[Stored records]
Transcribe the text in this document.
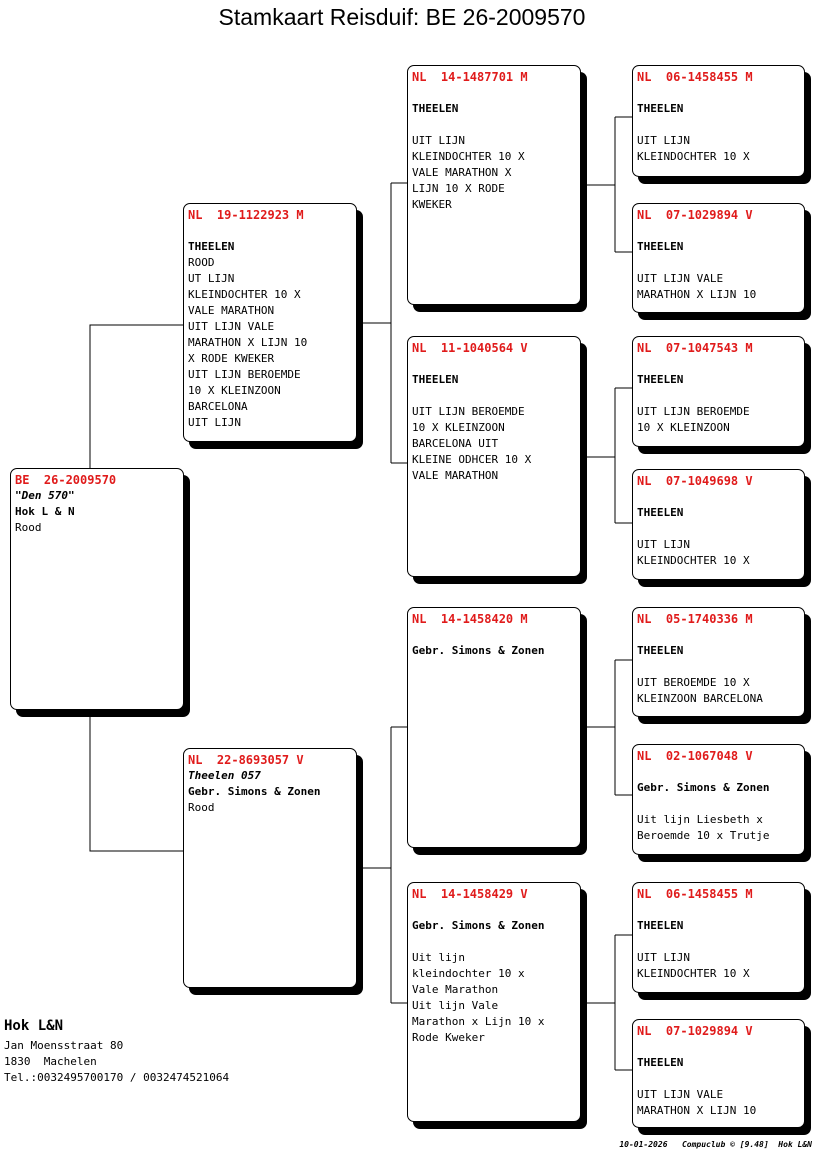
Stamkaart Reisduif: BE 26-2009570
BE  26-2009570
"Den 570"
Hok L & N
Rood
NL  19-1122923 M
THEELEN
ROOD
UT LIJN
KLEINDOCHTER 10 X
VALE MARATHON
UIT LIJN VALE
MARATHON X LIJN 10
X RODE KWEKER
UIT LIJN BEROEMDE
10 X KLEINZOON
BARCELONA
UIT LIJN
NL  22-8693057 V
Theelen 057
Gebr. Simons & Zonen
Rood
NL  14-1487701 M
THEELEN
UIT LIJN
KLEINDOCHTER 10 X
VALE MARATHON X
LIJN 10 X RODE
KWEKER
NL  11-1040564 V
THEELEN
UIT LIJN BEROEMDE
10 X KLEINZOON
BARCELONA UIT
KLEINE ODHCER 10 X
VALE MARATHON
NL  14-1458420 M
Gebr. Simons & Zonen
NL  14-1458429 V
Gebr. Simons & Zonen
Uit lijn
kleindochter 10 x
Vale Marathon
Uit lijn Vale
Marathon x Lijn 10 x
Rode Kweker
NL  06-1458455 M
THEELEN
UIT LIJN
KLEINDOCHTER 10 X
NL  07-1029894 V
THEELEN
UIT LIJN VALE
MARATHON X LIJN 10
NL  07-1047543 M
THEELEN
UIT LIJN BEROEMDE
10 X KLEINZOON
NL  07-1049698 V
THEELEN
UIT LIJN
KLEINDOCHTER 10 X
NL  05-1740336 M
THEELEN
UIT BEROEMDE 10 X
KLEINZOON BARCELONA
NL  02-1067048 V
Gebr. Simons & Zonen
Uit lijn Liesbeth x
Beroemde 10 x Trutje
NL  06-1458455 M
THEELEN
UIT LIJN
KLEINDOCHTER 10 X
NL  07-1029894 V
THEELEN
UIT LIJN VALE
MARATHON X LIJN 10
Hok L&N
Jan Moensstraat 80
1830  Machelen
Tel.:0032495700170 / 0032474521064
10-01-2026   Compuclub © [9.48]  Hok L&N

**Exercise directions**
Review the preceding data and report every line that includes the string "BARCELONA".

**Finished answer**
BARCELONA
BARCELONA UIT
KLEINZOON BARCELONA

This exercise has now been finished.